◆ WHAT YOU HAVE TO DO ◆
Every entry below should be transcribed exactly; pictures stay out of the copy.
....
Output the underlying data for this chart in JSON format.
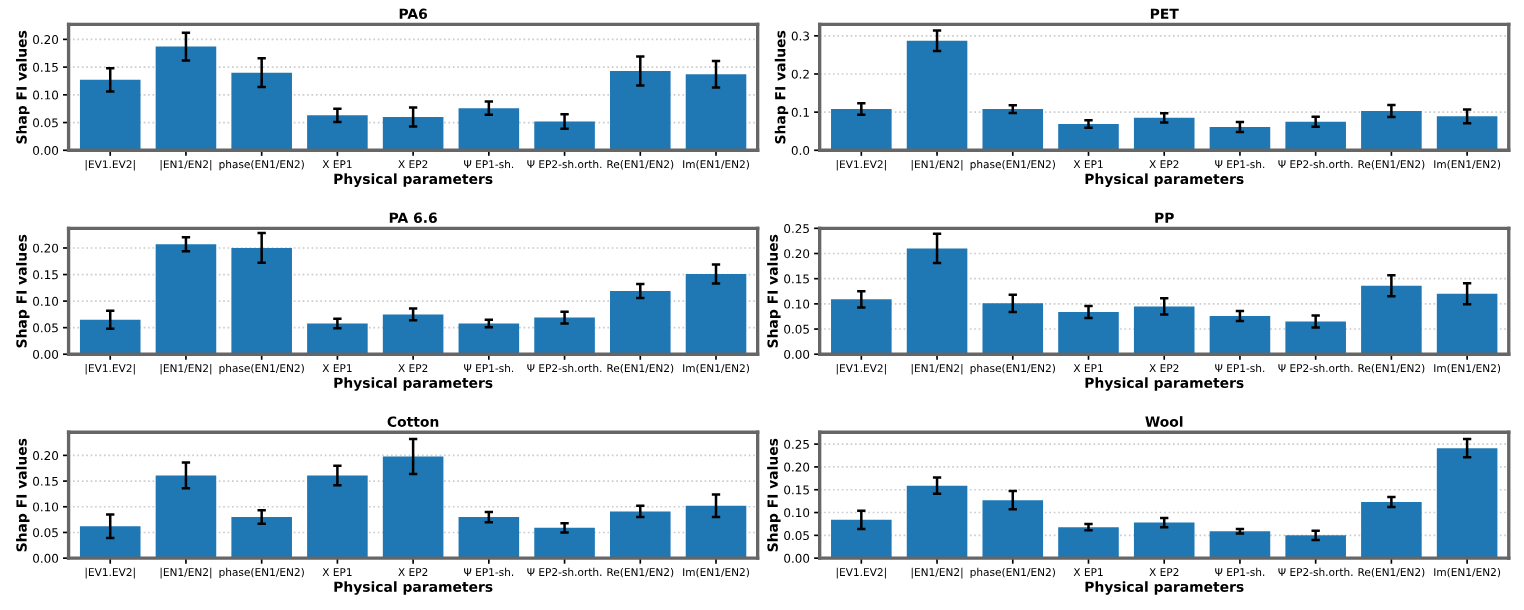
{
  "chart_data": [
    {
      "type": "bar",
      "title": "PA6",
      "xlabel": "Physical parameters",
      "ylabel": "Shap FI values",
      "categories": [
        "|EV1.EV2|",
        "|EN1/EN2|",
        "phase(EN1/EN2)",
        "X EP1",
        "X EP2",
        "Ψ EP1-sh.",
        "Ψ EP2-sh.orth.",
        "Re(EN1/EN2)",
        "Im(EN1/EN2)"
      ],
      "color": "#1f77b4",
      "values": [
        0.127,
        0.187,
        0.14,
        0.063,
        0.06,
        0.076,
        0.052,
        0.143,
        0.137
      ],
      "errors": [
        0.021,
        0.025,
        0.026,
        0.012,
        0.017,
        0.012,
        0.013,
        0.026,
        0.024
      ],
      "ylim": [
        0,
        0.227
      ],
      "yticks": [
        {
          "value": 0,
          "label": "0.00"
        },
        0.05,
        {
          "value": 0.1,
          "label": "0.10"
        },
        0.15,
        {
          "value": 0.2,
          "label": "0.20"
        }
      ],
      "grid": "y"
    },
    {
      "type": "bar",
      "title": "PET",
      "xlabel": "Physical parameters",
      "ylabel": "Shap FI values",
      "categories": [
        "|EV1.EV2|",
        "|EN1/EN2|",
        "phase(EN1/EN2)",
        "X EP1",
        "X EP2",
        "Ψ EP1-sh.",
        "Ψ EP2-sh.orth.",
        "Re(EN1/EN2)",
        "Im(EN1/EN2)"
      ],
      "color": "#1f77b4",
      "values": [
        0.108,
        0.287,
        0.108,
        0.069,
        0.085,
        0.061,
        0.075,
        0.103,
        0.089
      ],
      "errors": [
        0.015,
        0.027,
        0.01,
        0.01,
        0.012,
        0.013,
        0.013,
        0.016,
        0.018
      ],
      "ylim": [
        0,
        0.33
      ],
      "yticks": [
        {
          "value": 0,
          "label": "0.0"
        },
        0.1,
        0.2,
        0.3
      ],
      "grid": "y"
    },
    {
      "type": "bar",
      "title": "PA 6.6",
      "xlabel": "Physical parameters",
      "ylabel": "Shap FI values",
      "categories": [
        "|EV1.EV2|",
        "|EN1/EN2|",
        "phase(EN1/EN2)",
        "X EP1",
        "X EP2",
        "Ψ EP1-sh.",
        "Ψ EP2-sh.orth.",
        "Re(EN1/EN2)",
        "Im(EN1/EN2)"
      ],
      "color": "#1f77b4",
      "values": [
        0.065,
        0.207,
        0.2,
        0.058,
        0.075,
        0.058,
        0.069,
        0.119,
        0.151
      ],
      "errors": [
        0.017,
        0.013,
        0.028,
        0.009,
        0.011,
        0.007,
        0.011,
        0.013,
        0.018
      ],
      "ylim": [
        0,
        0.237
      ],
      "yticks": [
        {
          "value": 0,
          "label": "0.00"
        },
        0.05,
        {
          "value": 0.1,
          "label": "0.10"
        },
        0.15,
        {
          "value": 0.2,
          "label": "0.20"
        }
      ],
      "grid": "y"
    },
    {
      "type": "bar",
      "title": "PP",
      "xlabel": "Physical parameters",
      "ylabel": "Shap FI values",
      "categories": [
        "|EV1.EV2|",
        "|EN1/EN2|",
        "phase(EN1/EN2)",
        "X EP1",
        "X EP2",
        "Ψ EP1-sh.",
        "Ψ EP2-sh.orth.",
        "Re(EN1/EN2)",
        "Im(EN1/EN2)"
      ],
      "color": "#1f77b4",
      "values": [
        0.109,
        0.21,
        0.101,
        0.084,
        0.095,
        0.076,
        0.065,
        0.136,
        0.12
      ],
      "errors": [
        0.016,
        0.029,
        0.017,
        0.012,
        0.016,
        0.01,
        0.012,
        0.021,
        0.021
      ],
      "ylim": [
        0,
        0.25
      ],
      "yticks": [
        {
          "value": 0,
          "label": "0.00"
        },
        0.05,
        {
          "value": 0.1,
          "label": "0.10"
        },
        0.15,
        {
          "value": 0.2,
          "label": "0.20"
        },
        0.25
      ],
      "grid": "y"
    },
    {
      "type": "bar",
      "title": "Cotton",
      "xlabel": "Physical parameters",
      "ylabel": "Shap FI values",
      "categories": [
        "|EV1.EV2|",
        "|EN1/EN2|",
        "phase(EN1/EN2)",
        "X EP1",
        "X EP2",
        "Ψ EP1-sh.",
        "Ψ EP2-sh.orth.",
        "Re(EN1/EN2)",
        "Im(EN1/EN2)"
      ],
      "color": "#1f77b4",
      "values": [
        0.062,
        0.161,
        0.08,
        0.161,
        0.198,
        0.08,
        0.059,
        0.091,
        0.102
      ],
      "errors": [
        0.023,
        0.025,
        0.013,
        0.019,
        0.034,
        0.01,
        0.009,
        0.011,
        0.022
      ],
      "ylim": [
        0,
        0.245
      ],
      "yticks": [
        {
          "value": 0,
          "label": "0.00"
        },
        0.05,
        {
          "value": 0.1,
          "label": "0.10"
        },
        0.15,
        {
          "value": 0.2,
          "label": "0.20"
        }
      ],
      "grid": "y"
    },
    {
      "type": "bar",
      "title": "Wool",
      "xlabel": "Physical parameters",
      "ylabel": "Shap FI values",
      "categories": [
        "|EV1.EV2|",
        "|EN1/EN2|",
        "phase(EN1/EN2)",
        "X EP1",
        "X EP2",
        "Ψ EP1-sh.",
        "Ψ EP2-sh.orth.",
        "Re(EN1/EN2)",
        "Im(EN1/EN2)"
      ],
      "color": "#1f77b4",
      "values": [
        0.084,
        0.159,
        0.127,
        0.068,
        0.078,
        0.059,
        0.05,
        0.123,
        0.241
      ],
      "errors": [
        0.02,
        0.018,
        0.02,
        0.007,
        0.01,
        0.005,
        0.01,
        0.011,
        0.02
      ],
      "ylim": [
        0,
        0.276
      ],
      "yticks": [
        {
          "value": 0,
          "label": "0.00"
        },
        0.05,
        {
          "value": 0.1,
          "label": "0.10"
        },
        0.15,
        {
          "value": 0.2,
          "label": "0.20"
        },
        0.25
      ],
      "grid": "y"
    }
  ]
}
....
◆ ANSWER IN FULL ◆
Output the underlying data for this chart in JSON format.
{
  "chart_data": [
    {
      "type": "bar",
      "title": "PA6",
      "xlabel": "Physical parameters",
      "ylabel": "Shap FI values",
      "categories": [
        "|EV1.EV2|",
        "|EN1/EN2|",
        "phase(EN1/EN2)",
        "X EP1",
        "X EP2",
        "Ψ EP1-sh.",
        "Ψ EP2-sh.orth.",
        "Re(EN1/EN2)",
        "Im(EN1/EN2)"
      ],
      "color": "#1f77b4",
      "values": [
        0.127,
        0.187,
        0.14,
        0.063,
        0.06,
        0.076,
        0.052,
        0.143,
        0.137
      ],
      "errors": [
        0.021,
        0.025,
        0.026,
        0.012,
        0.017,
        0.012,
        0.013,
        0.026,
        0.024
      ],
      "ylim": [
        0,
        0.227
      ],
      "yticks": [
        {
          "value": 0,
          "label": "0.00"
        },
        0.05,
        {
          "value": 0.1,
          "label": "0.10"
        },
        0.15,
        {
          "value": 0.2,
          "label": "0.20"
        }
      ],
      "grid": "y"
    },
    {
      "type": "bar",
      "title": "PET",
      "xlabel": "Physical parameters",
      "ylabel": "Shap FI values",
      "categories": [
        "|EV1.EV2|",
        "|EN1/EN2|",
        "phase(EN1/EN2)",
        "X EP1",
        "X EP2",
        "Ψ EP1-sh.",
        "Ψ EP2-sh.orth.",
        "Re(EN1/EN2)",
        "Im(EN1/EN2)"
      ],
      "color": "#1f77b4",
      "values": [
        0.108,
        0.287,
        0.108,
        0.069,
        0.085,
        0.061,
        0.075,
        0.103,
        0.089
      ],
      "errors": [
        0.015,
        0.027,
        0.01,
        0.01,
        0.012,
        0.013,
        0.013,
        0.016,
        0.018
      ],
      "ylim": [
        0,
        0.33
      ],
      "yticks": [
        {
          "value": 0,
          "label": "0.0"
        },
        0.1,
        0.2,
        0.3
      ],
      "grid": "y"
    },
    {
      "type": "bar",
      "title": "PA 6.6",
      "xlabel": "Physical parameters",
      "ylabel": "Shap FI values",
      "categories": [
        "|EV1.EV2|",
        "|EN1/EN2|",
        "phase(EN1/EN2)",
        "X EP1",
        "X EP2",
        "Ψ EP1-sh.",
        "Ψ EP2-sh.orth.",
        "Re(EN1/EN2)",
        "Im(EN1/EN2)"
      ],
      "color": "#1f77b4",
      "values": [
        0.065,
        0.207,
        0.2,
        0.058,
        0.075,
        0.058,
        0.069,
        0.119,
        0.151
      ],
      "errors": [
        0.017,
        0.013,
        0.028,
        0.009,
        0.011,
        0.007,
        0.011,
        0.013,
        0.018
      ],
      "ylim": [
        0,
        0.237
      ],
      "yticks": [
        {
          "value": 0,
          "label": "0.00"
        },
        0.05,
        {
          "value": 0.1,
          "label": "0.10"
        },
        0.15,
        {
          "value": 0.2,
          "label": "0.20"
        }
      ],
      "grid": "y"
    },
    {
      "type": "bar",
      "title": "PP",
      "xlabel": "Physical parameters",
      "ylabel": "Shap FI values",
      "categories": [
        "|EV1.EV2|",
        "|EN1/EN2|",
        "phase(EN1/EN2)",
        "X EP1",
        "X EP2",
        "Ψ EP1-sh.",
        "Ψ EP2-sh.orth.",
        "Re(EN1/EN2)",
        "Im(EN1/EN2)"
      ],
      "color": "#1f77b4",
      "values": [
        0.109,
        0.21,
        0.101,
        0.084,
        0.095,
        0.076,
        0.065,
        0.136,
        0.12
      ],
      "errors": [
        0.016,
        0.029,
        0.017,
        0.012,
        0.016,
        0.01,
        0.012,
        0.021,
        0.021
      ],
      "ylim": [
        0,
        0.25
      ],
      "yticks": [
        {
          "value": 0,
          "label": "0.00"
        },
        0.05,
        {
          "value": 0.1,
          "label": "0.10"
        },
        0.15,
        {
          "value": 0.2,
          "label": "0.20"
        },
        0.25
      ],
      "grid": "y"
    },
    {
      "type": "bar",
      "title": "Cotton",
      "xlabel": "Physical parameters",
      "ylabel": "Shap FI values",
      "categories": [
        "|EV1.EV2|",
        "|EN1/EN2|",
        "phase(EN1/EN2)",
        "X EP1",
        "X EP2",
        "Ψ EP1-sh.",
        "Ψ EP2-sh.orth.",
        "Re(EN1/EN2)",
        "Im(EN1/EN2)"
      ],
      "color": "#1f77b4",
      "values": [
        0.062,
        0.161,
        0.08,
        0.161,
        0.198,
        0.08,
        0.059,
        0.091,
        0.102
      ],
      "errors": [
        0.023,
        0.025,
        0.013,
        0.019,
        0.034,
        0.01,
        0.009,
        0.011,
        0.022
      ],
      "ylim": [
        0,
        0.245
      ],
      "yticks": [
        {
          "value": 0,
          "label": "0.00"
        },
        0.05,
        {
          "value": 0.1,
          "label": "0.10"
        },
        0.15,
        {
          "value": 0.2,
          "label": "0.20"
        }
      ],
      "grid": "y"
    },
    {
      "type": "bar",
      "title": "Wool",
      "xlabel": "Physical parameters",
      "ylabel": "Shap FI values",
      "categories": [
        "|EV1.EV2|",
        "|EN1/EN2|",
        "phase(EN1/EN2)",
        "X EP1",
        "X EP2",
        "Ψ EP1-sh.",
        "Ψ EP2-sh.orth.",
        "Re(EN1/EN2)",
        "Im(EN1/EN2)"
      ],
      "color": "#1f77b4",
      "values": [
        0.084,
        0.159,
        0.127,
        0.068,
        0.078,
        0.059,
        0.05,
        0.123,
        0.241
      ],
      "errors": [
        0.02,
        0.018,
        0.02,
        0.007,
        0.01,
        0.005,
        0.01,
        0.011,
        0.02
      ],
      "ylim": [
        0,
        0.276
      ],
      "yticks": [
        {
          "value": 0,
          "label": "0.00"
        },
        0.05,
        {
          "value": 0.1,
          "label": "0.10"
        },
        0.15,
        {
          "value": 0.2,
          "label": "0.20"
        },
        0.25
      ],
      "grid": "y"
    }
  ]
}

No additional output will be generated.